* **Collection entries**

^^^^^^^^^^^^^^^^

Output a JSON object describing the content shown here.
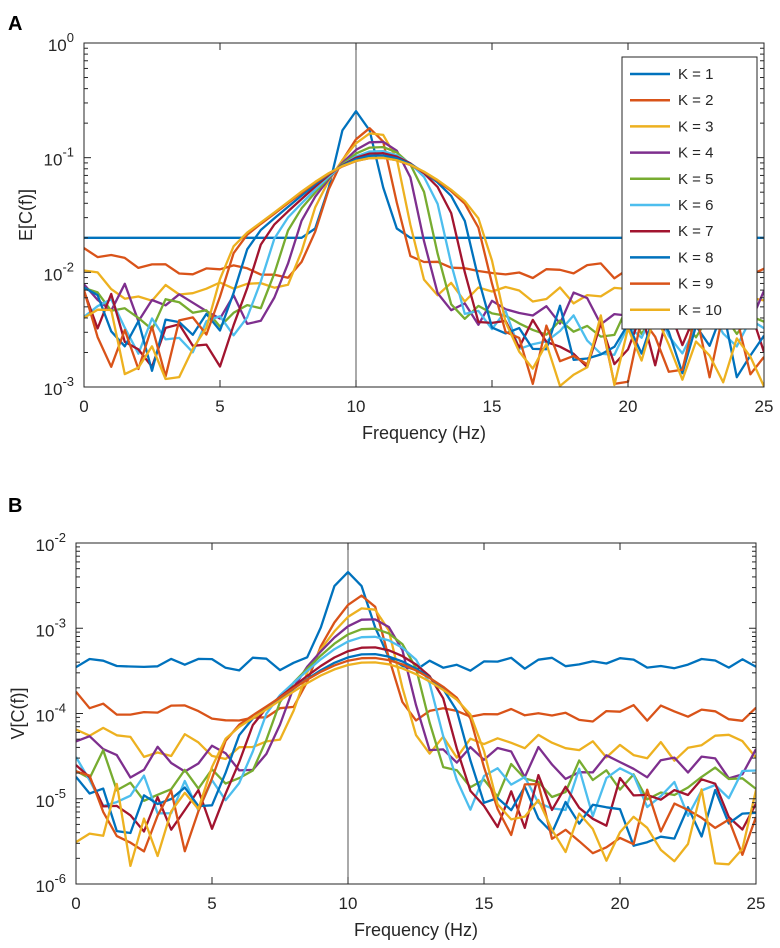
{
  "chart_data": [
    {
      "type": "line",
      "panel_label": "A",
      "title": "",
      "xlabel": "Frequency (Hz)",
      "ylabel": "E[C(f)]",
      "yscale": "log",
      "xlim": [
        0,
        25
      ],
      "ylim_exponents": [
        -3,
        0
      ],
      "x_ticks": [
        "0",
        "5",
        "10",
        "15",
        "20",
        "25"
      ],
      "y_tick_base": "10",
      "y_tick_exponents": [
        "-3",
        "-2",
        "-1",
        "0"
      ],
      "vertical_line_x": 10,
      "legend": "top-right",
      "series": [
        {
          "name": "K = 1",
          "color": "#0072BD",
          "params": {
            "base": 0.02,
            "peak": 0.28,
            "half": 1.0,
            "noise": 0
          }
        },
        {
          "name": "K = 2",
          "color": "#D95319",
          "params": {
            "base": 0.0105,
            "peak": 0.2,
            "half": 1.5,
            "noise": 0.04
          }
        },
        {
          "name": "K = 3",
          "color": "#EDB120",
          "params": {
            "base": 0.0065,
            "peak": 0.17,
            "half": 2.0,
            "noise": 0.05
          }
        },
        {
          "name": "K = 4",
          "color": "#7E2F8E",
          "params": {
            "base": 0.005,
            "peak": 0.14,
            "half": 2.5,
            "noise": 0.08
          }
        },
        {
          "name": "K = 5",
          "color": "#77AC30",
          "params": {
            "base": 0.004,
            "peak": 0.125,
            "half": 3.0,
            "noise": 0.1
          }
        },
        {
          "name": "K = 6",
          "color": "#4DBEEE",
          "params": {
            "base": 0.0033,
            "peak": 0.115,
            "half": 3.5,
            "noise": 0.12
          }
        },
        {
          "name": "K = 7",
          "color": "#A2142F",
          "params": {
            "base": 0.0028,
            "peak": 0.11,
            "half": 4.0,
            "noise": 0.14
          }
        },
        {
          "name": "K = 8",
          "color": "#0072BD",
          "params": {
            "base": 0.0025,
            "peak": 0.105,
            "half": 4.5,
            "noise": 0.16
          }
        },
        {
          "name": "K = 9",
          "color": "#D95319",
          "params": {
            "base": 0.0023,
            "peak": 0.1,
            "half": 5.0,
            "noise": 0.17
          }
        },
        {
          "name": "K = 10",
          "color": "#EDB120",
          "params": {
            "base": 0.0021,
            "peak": 0.1,
            "half": 5.2,
            "noise": 0.18
          }
        }
      ]
    },
    {
      "type": "line",
      "panel_label": "B",
      "title": "",
      "xlabel": "Frequency (Hz)",
      "ylabel": "V[C(f)]",
      "yscale": "log",
      "xlim": [
        0,
        25
      ],
      "ylim_exponents": [
        -6,
        -2
      ],
      "x_ticks": [
        "0",
        "5",
        "10",
        "15",
        "20",
        "25"
      ],
      "y_tick_base": "10",
      "y_tick_exponents": [
        "-6",
        "-5",
        "-4",
        "-3",
        "-2"
      ],
      "vertical_line_x": 10,
      "series": [
        {
          "name": "K = 1",
          "color": "#0072BD",
          "params": {
            "base": 0.00038,
            "peak": 0.005,
            "half": 1.0,
            "noise": 0.04
          }
        },
        {
          "name": "K = 2",
          "color": "#D95319",
          "params": {
            "base": 0.0001,
            "peak": 0.0027,
            "half": 1.5,
            "noise": 0.05
          }
        },
        {
          "name": "K = 3",
          "color": "#EDB120",
          "params": {
            "base": 4e-05,
            "peak": 0.0018,
            "half": 2.0,
            "noise": 0.08
          }
        },
        {
          "name": "K = 4",
          "color": "#7E2F8E",
          "params": {
            "base": 2.7e-05,
            "peak": 0.0013,
            "half": 2.5,
            "noise": 0.1
          }
        },
        {
          "name": "K = 5",
          "color": "#77AC30",
          "params": {
            "base": 1.7e-05,
            "peak": 0.001,
            "half": 3.0,
            "noise": 0.13
          }
        },
        {
          "name": "K = 6",
          "color": "#4DBEEE",
          "params": {
            "base": 1.2e-05,
            "peak": 0.0008,
            "half": 3.5,
            "noise": 0.15
          }
        },
        {
          "name": "K = 7",
          "color": "#A2142F",
          "params": {
            "base": 9e-06,
            "peak": 0.0006,
            "half": 4.0,
            "noise": 0.17
          }
        },
        {
          "name": "K = 8",
          "color": "#0072BD",
          "params": {
            "base": 6.5e-06,
            "peak": 0.0005,
            "half": 4.5,
            "noise": 0.2
          }
        },
        {
          "name": "K = 9",
          "color": "#D95319",
          "params": {
            "base": 5.5e-06,
            "peak": 0.00045,
            "half": 5.0,
            "noise": 0.22
          }
        },
        {
          "name": "K = 10",
          "color": "#EDB120",
          "params": {
            "base": 4.5e-06,
            "peak": 0.0004,
            "half": 5.2,
            "noise": 0.25
          }
        }
      ]
    }
  ]
}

^^^^^^^^^^^^^^^^

* **Problem**
Transcribe every entry above exactly. Omit all pictures.

* **Task output**
Output a JSON object describing the content shown here.
{
  "chart_data": [
    {
      "type": "line",
      "panel_label": "A",
      "title": "",
      "xlabel": "Frequency (Hz)",
      "ylabel": "E[C(f)]",
      "yscale": "log",
      "xlim": [
        0,
        25
      ],
      "ylim_exponents": [
        -3,
        0
      ],
      "x_ticks": [
        "0",
        "5",
        "10",
        "15",
        "20",
        "25"
      ],
      "y_tick_base": "10",
      "y_tick_exponents": [
        "-3",
        "-2",
        "-1",
        "0"
      ],
      "vertical_line_x": 10,
      "legend": "top-right",
      "series": [
        {
          "name": "K = 1",
          "color": "#0072BD",
          "params": {
            "base": 0.02,
            "peak": 0.28,
            "half": 1.0,
            "noise": 0
          }
        },
        {
          "name": "K = 2",
          "color": "#D95319",
          "params": {
            "base": 0.0105,
            "peak": 0.2,
            "half": 1.5,
            "noise": 0.04
          }
        },
        {
          "name": "K = 3",
          "color": "#EDB120",
          "params": {
            "base": 0.0065,
            "peak": 0.17,
            "half": 2.0,
            "noise": 0.05
          }
        },
        {
          "name": "K = 4",
          "color": "#7E2F8E",
          "params": {
            "base": 0.005,
            "peak": 0.14,
            "half": 2.5,
            "noise": 0.08
          }
        },
        {
          "name": "K = 5",
          "color": "#77AC30",
          "params": {
            "base": 0.004,
            "peak": 0.125,
            "half": 3.0,
            "noise": 0.1
          }
        },
        {
          "name": "K = 6",
          "color": "#4DBEEE",
          "params": {
            "base": 0.0033,
            "peak": 0.115,
            "half": 3.5,
            "noise": 0.12
          }
        },
        {
          "name": "K = 7",
          "color": "#A2142F",
          "params": {
            "base": 0.0028,
            "peak": 0.11,
            "half": 4.0,
            "noise": 0.14
          }
        },
        {
          "name": "K = 8",
          "color": "#0072BD",
          "params": {
            "base": 0.0025,
            "peak": 0.105,
            "half": 4.5,
            "noise": 0.16
          }
        },
        {
          "name": "K = 9",
          "color": "#D95319",
          "params": {
            "base": 0.0023,
            "peak": 0.1,
            "half": 5.0,
            "noise": 0.17
          }
        },
        {
          "name": "K = 10",
          "color": "#EDB120",
          "params": {
            "base": 0.0021,
            "peak": 0.1,
            "half": 5.2,
            "noise": 0.18
          }
        }
      ]
    },
    {
      "type": "line",
      "panel_label": "B",
      "title": "",
      "xlabel": "Frequency (Hz)",
      "ylabel": "V[C(f)]",
      "yscale": "log",
      "xlim": [
        0,
        25
      ],
      "ylim_exponents": [
        -6,
        -2
      ],
      "x_ticks": [
        "0",
        "5",
        "10",
        "15",
        "20",
        "25"
      ],
      "y_tick_base": "10",
      "y_tick_exponents": [
        "-6",
        "-5",
        "-4",
        "-3",
        "-2"
      ],
      "vertical_line_x": 10,
      "series": [
        {
          "name": "K = 1",
          "color": "#0072BD",
          "params": {
            "base": 0.00038,
            "peak": 0.005,
            "half": 1.0,
            "noise": 0.04
          }
        },
        {
          "name": "K = 2",
          "color": "#D95319",
          "params": {
            "base": 0.0001,
            "peak": 0.0027,
            "half": 1.5,
            "noise": 0.05
          }
        },
        {
          "name": "K = 3",
          "color": "#EDB120",
          "params": {
            "base": 4e-05,
            "peak": 0.0018,
            "half": 2.0,
            "noise": 0.08
          }
        },
        {
          "name": "K = 4",
          "color": "#7E2F8E",
          "params": {
            "base": 2.7e-05,
            "peak": 0.0013,
            "half": 2.5,
            "noise": 0.1
          }
        },
        {
          "name": "K = 5",
          "color": "#77AC30",
          "params": {
            "base": 1.7e-05,
            "peak": 0.001,
            "half": 3.0,
            "noise": 0.13
          }
        },
        {
          "name": "K = 6",
          "color": "#4DBEEE",
          "params": {
            "base": 1.2e-05,
            "peak": 0.0008,
            "half": 3.5,
            "noise": 0.15
          }
        },
        {
          "name": "K = 7",
          "color": "#A2142F",
          "params": {
            "base": 9e-06,
            "peak": 0.0006,
            "half": 4.0,
            "noise": 0.17
          }
        },
        {
          "name": "K = 8",
          "color": "#0072BD",
          "params": {
            "base": 6.5e-06,
            "peak": 0.0005,
            "half": 4.5,
            "noise": 0.2
          }
        },
        {
          "name": "K = 9",
          "color": "#D95319",
          "params": {
            "base": 5.5e-06,
            "peak": 0.00045,
            "half": 5.0,
            "noise": 0.22
          }
        },
        {
          "name": "K = 10",
          "color": "#EDB120",
          "params": {
            "base": 4.5e-06,
            "peak": 0.0004,
            "half": 5.2,
            "noise": 0.25
          }
        }
      ]
    }
  ]
}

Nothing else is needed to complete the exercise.